-- GIVEN REQUEST --
Work through the listing below and count the lines that hold "respuesta". Answer with the number alone.

** start DATA PROVIDED **

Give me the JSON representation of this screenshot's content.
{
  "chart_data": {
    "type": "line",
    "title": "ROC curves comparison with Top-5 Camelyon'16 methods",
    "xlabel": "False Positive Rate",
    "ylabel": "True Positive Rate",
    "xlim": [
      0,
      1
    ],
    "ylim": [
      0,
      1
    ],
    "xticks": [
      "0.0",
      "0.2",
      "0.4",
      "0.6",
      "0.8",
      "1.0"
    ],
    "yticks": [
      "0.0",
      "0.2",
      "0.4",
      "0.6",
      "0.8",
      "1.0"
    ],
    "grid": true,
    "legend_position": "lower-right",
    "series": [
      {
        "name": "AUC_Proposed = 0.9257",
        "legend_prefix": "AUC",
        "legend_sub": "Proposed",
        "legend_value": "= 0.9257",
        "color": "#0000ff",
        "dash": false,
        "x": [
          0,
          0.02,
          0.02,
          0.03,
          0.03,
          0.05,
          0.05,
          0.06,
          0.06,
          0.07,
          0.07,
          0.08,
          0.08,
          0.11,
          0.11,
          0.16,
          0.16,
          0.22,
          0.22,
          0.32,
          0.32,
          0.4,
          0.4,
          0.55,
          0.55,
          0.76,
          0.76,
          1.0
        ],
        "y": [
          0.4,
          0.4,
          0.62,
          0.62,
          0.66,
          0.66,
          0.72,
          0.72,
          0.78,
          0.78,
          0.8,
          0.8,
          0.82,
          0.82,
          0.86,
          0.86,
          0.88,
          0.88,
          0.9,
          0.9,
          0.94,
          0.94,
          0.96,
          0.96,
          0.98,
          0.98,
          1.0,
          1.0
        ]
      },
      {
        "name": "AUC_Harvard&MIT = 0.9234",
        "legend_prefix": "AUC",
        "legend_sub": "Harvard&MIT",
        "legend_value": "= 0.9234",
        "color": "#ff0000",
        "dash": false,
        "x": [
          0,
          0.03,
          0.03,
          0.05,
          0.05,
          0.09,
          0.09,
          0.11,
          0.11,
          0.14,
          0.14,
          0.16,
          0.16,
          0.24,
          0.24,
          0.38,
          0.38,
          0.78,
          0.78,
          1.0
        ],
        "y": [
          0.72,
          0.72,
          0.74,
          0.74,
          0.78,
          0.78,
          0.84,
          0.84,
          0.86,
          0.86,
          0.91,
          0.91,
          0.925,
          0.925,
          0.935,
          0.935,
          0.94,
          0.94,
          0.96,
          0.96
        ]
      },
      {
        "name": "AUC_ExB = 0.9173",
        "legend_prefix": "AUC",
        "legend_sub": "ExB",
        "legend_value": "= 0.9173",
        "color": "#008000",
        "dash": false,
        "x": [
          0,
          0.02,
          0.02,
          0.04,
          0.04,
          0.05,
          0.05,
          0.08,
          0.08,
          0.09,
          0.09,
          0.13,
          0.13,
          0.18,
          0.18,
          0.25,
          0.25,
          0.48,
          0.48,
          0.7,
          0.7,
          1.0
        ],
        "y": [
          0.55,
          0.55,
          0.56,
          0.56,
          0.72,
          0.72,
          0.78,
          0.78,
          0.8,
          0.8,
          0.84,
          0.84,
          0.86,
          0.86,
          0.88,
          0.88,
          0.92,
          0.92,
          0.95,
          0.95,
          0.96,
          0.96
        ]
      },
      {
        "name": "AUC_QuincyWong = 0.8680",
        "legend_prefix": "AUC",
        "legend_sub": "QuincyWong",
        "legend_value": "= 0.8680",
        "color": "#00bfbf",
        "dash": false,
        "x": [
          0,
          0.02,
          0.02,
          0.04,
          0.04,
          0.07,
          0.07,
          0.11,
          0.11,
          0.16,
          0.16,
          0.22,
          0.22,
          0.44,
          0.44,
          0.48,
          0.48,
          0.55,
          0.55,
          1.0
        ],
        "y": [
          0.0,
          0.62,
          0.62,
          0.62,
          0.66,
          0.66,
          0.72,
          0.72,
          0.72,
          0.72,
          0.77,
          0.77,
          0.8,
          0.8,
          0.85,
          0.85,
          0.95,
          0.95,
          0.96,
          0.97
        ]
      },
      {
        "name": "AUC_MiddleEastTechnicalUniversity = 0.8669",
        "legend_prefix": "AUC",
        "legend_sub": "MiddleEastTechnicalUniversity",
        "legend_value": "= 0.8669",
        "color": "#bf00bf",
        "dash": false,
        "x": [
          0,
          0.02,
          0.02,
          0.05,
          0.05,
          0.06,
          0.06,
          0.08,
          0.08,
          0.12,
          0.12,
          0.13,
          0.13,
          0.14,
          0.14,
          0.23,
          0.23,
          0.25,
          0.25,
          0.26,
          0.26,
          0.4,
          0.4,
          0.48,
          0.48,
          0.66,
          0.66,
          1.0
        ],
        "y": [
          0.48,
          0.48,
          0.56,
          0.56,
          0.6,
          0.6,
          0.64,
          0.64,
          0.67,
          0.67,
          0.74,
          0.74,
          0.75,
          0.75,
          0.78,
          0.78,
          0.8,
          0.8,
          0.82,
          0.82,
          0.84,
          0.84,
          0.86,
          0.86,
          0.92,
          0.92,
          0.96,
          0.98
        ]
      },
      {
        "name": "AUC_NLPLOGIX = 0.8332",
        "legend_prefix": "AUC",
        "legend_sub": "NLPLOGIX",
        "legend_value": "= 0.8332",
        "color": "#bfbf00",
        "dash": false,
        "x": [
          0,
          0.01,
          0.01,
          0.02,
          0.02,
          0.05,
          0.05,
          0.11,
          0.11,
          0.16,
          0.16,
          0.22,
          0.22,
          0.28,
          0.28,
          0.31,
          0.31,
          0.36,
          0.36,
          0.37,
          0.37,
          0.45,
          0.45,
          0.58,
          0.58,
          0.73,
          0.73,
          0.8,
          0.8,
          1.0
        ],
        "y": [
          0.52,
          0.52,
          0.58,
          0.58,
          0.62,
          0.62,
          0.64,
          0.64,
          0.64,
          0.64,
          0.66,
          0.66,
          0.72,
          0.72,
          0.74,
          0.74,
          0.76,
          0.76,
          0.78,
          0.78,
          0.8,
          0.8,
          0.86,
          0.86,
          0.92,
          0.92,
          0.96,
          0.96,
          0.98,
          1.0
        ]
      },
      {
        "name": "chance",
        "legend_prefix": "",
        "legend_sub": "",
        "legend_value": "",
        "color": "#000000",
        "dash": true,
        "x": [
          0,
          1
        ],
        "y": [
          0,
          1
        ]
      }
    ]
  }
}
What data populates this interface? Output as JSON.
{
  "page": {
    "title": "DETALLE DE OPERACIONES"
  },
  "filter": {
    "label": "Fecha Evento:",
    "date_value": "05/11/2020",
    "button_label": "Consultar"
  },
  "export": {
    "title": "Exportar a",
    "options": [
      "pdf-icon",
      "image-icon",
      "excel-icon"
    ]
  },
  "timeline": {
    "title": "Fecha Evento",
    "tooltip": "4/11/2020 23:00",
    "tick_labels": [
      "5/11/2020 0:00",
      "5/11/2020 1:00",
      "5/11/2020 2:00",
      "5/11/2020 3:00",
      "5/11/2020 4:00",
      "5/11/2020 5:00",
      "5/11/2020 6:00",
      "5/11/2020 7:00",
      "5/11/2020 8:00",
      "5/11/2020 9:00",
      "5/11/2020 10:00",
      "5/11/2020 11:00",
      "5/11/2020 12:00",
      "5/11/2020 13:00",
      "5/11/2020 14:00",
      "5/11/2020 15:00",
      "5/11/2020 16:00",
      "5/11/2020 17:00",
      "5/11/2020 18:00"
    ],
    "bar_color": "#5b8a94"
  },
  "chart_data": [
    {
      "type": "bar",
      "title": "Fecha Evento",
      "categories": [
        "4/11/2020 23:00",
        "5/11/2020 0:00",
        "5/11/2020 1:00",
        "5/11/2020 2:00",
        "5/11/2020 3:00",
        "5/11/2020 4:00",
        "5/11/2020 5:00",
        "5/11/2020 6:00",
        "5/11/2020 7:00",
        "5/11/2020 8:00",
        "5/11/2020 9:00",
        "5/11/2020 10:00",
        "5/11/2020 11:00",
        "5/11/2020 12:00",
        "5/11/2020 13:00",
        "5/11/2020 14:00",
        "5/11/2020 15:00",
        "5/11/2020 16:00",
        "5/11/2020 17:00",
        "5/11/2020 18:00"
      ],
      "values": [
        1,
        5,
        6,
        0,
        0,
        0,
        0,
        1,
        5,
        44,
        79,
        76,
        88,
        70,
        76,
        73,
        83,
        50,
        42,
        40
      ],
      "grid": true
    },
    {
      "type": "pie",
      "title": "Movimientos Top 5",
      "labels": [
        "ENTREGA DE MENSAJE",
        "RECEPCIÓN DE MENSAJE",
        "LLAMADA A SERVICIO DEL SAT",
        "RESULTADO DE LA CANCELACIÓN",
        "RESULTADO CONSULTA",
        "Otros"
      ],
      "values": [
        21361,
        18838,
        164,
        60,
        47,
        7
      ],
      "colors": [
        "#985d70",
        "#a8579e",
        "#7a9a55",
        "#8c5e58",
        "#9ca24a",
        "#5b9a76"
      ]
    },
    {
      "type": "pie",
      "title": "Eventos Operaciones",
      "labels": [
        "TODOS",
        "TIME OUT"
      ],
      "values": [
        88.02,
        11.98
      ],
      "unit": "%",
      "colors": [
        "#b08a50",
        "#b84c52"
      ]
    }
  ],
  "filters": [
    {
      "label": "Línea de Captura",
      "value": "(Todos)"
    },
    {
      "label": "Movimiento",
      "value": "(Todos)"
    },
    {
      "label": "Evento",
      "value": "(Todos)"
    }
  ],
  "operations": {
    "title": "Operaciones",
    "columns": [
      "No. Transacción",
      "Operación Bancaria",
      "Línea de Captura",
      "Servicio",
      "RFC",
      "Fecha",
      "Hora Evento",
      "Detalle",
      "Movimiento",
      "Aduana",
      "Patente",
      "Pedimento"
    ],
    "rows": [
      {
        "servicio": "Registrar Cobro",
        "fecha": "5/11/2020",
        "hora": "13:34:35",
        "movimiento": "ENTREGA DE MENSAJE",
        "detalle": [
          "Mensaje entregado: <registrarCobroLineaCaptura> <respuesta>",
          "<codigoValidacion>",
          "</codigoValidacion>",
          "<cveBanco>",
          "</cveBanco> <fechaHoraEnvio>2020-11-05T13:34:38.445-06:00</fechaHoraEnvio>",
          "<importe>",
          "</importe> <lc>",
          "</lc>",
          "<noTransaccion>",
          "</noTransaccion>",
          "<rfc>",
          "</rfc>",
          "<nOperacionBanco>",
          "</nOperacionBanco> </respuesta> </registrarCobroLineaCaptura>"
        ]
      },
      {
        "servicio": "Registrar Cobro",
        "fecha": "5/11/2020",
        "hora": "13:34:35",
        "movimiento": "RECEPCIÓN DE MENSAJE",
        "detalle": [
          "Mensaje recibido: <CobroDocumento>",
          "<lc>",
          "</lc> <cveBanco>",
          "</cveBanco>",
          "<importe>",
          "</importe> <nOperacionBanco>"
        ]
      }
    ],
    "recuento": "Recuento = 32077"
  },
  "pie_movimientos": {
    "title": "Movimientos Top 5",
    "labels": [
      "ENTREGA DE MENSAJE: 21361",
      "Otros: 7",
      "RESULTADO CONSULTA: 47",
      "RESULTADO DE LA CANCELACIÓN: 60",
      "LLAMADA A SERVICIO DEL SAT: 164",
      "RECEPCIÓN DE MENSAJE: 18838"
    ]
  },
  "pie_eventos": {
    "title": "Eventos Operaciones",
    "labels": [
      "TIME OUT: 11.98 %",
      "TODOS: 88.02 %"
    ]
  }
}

** end DATA PROVIDED **

-- CORRECT RESULT --
2